_THE TASK:_
In this exercise, copy exactly the lines from the one that contains "Extract the structured" through the end of the entries below; pictures are not copied.
--- BEGIN INFORMATION GIVEN ---
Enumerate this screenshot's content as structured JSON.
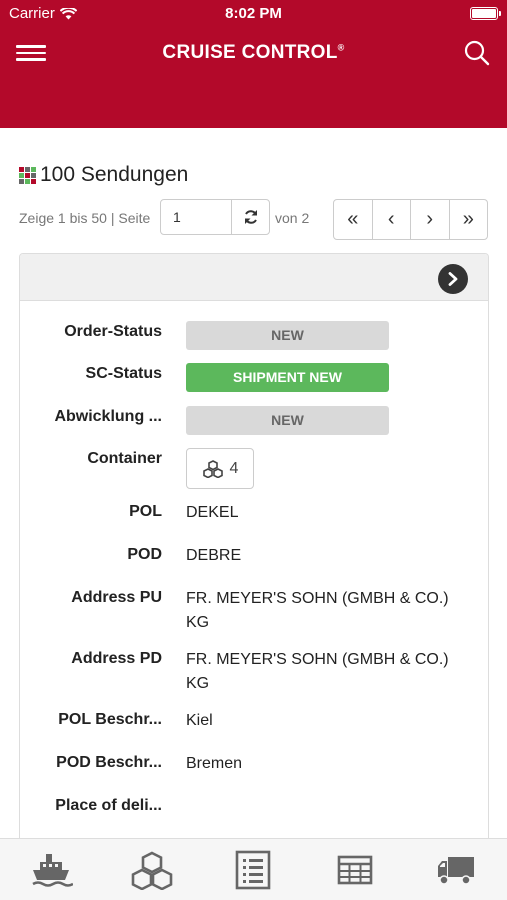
{
  "status_bar": {
    "carrier": "Carrier",
    "time": "8:02 PM"
  },
  "header": {
    "title": "CRUISE CONTROL",
    "trademark": "®"
  },
  "list": {
    "count_title": "100 Sendungen"
  },
  "pagination": {
    "info": "Zeige 1 bis 50 | Seite",
    "page_value": "1",
    "of_text": "von 2",
    "nav": [
      "«",
      "‹",
      "›",
      "»"
    ]
  },
  "shipment": {
    "order_status_label": "Order-Status",
    "order_status_value": "NEW",
    "sc_status_label": "SC-Status",
    "sc_status_value": "SHIPMENT NEW",
    "abwicklung_label": "Abwicklung ...",
    "abwicklung_value": "NEW",
    "container_label": "Container",
    "container_count": "4",
    "pol_label": "POL",
    "pol_value": "DEKEL",
    "pod_label": "POD",
    "pod_value": "DEBRE",
    "address_pu_label": "Address PU",
    "address_pu_value": "FR. MEYER'S SOHN (GMBH & CO.) KG",
    "address_pd_label": "Address PD",
    "address_pd_value": "FR. MEYER'S SOHN (GMBH & CO.) KG",
    "pol_desc_label": "POL Beschr...",
    "pol_desc_value": "Kiel",
    "pod_desc_label": "POD Beschr...",
    "pod_desc_value": "Bremen",
    "place_delivery_label": "Place of deli...",
    "place_delivery_value": ""
  },
  "colors": {
    "brand": "#b3092a",
    "success": "#5cb85c",
    "neutral_badge": "#d9d9d9"
  },
  "tabbar": {
    "icons": [
      "ship-icon",
      "cubes-icon",
      "list-icon",
      "table-icon",
      "truck-icon"
    ]
  }
}
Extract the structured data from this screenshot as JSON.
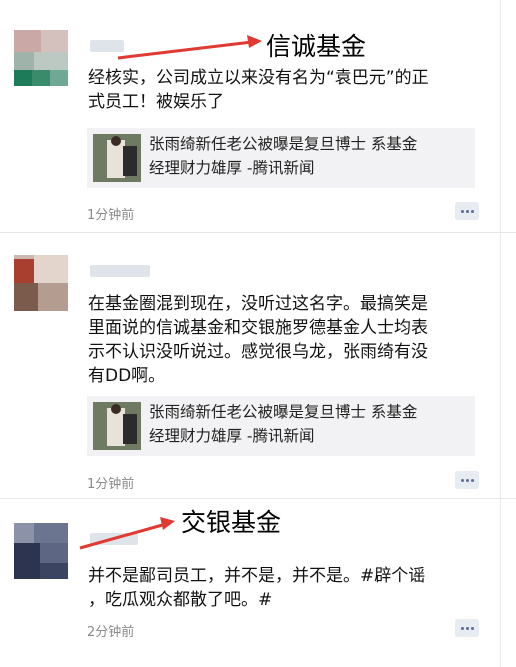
{
  "posts": [
    {
      "text": "经核实，公司成立以来没有名为“袁巴元”的正\n式员工！被娱乐了",
      "link": {
        "title": "张雨绮新任老公被曝是复旦博士 系基金\n经理财力雄厚 -腾讯新闻"
      },
      "time": "1分钟前"
    },
    {
      "text": "在基金圈混到现在，没听过这名字。最搞笑是\n里面说的信诚基金和交银施罗德基金人士均表\n示不认识没听说过。感觉很乌龙，张雨绮有没\n有DD啊。",
      "link": {
        "title": "张雨绮新任老公被曝是复旦博士 系基金\n经理财力雄厚 -腾讯新闻"
      },
      "time": "1分钟前"
    },
    {
      "text": "并不是鄙司员工，并不是，并不是。#辟个谣\n，吃瓜观众都散了吧。#",
      "time": "2分钟前"
    }
  ],
  "annotations": [
    {
      "label": "信诚基金",
      "color": "#e03a32"
    },
    {
      "label": "交银基金",
      "color": "#e03a32"
    }
  ],
  "icons": {
    "comment": "comment-icon"
  }
}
--- END INFORMATION GIVEN ---
_REPLY:_
Extract the structured data from this screenshot as JSON.
{
  "posts": [
    {
      "text": "经核实，公司成立以来没有名为“袁巴元”的正\n式员工！被娱乐了",
      "link": {
        "title": "张雨绮新任老公被曝是复旦博士 系基金\n经理财力雄厚 -腾讯新闻"
      },
      "time": "1分钟前"
    },
    {
      "text": "在基金圈混到现在，没听过这名字。最搞笑是\n里面说的信诚基金和交银施罗德基金人士均表\n示不认识没听说过。感觉很乌龙，张雨绮有没\n有DD啊。",
      "link": {
        "title": "张雨绮新任老公被曝是复旦博士 系基金\n经理财力雄厚 -腾讯新闻"
      },
      "time": "1分钟前"
    },
    {
      "text": "并不是鄙司员工，并不是，并不是。#辟个谣\n，吃瓜观众都散了吧。#",
      "time": "2分钟前"
    }
  ],
  "annotations": [
    {
      "label": "信诚基金",
      "color": "#e03a32"
    },
    {
      "label": "交银基金",
      "color": "#e03a32"
    }
  ],
  "icons": {
    "comment": "comment-icon"
  }
}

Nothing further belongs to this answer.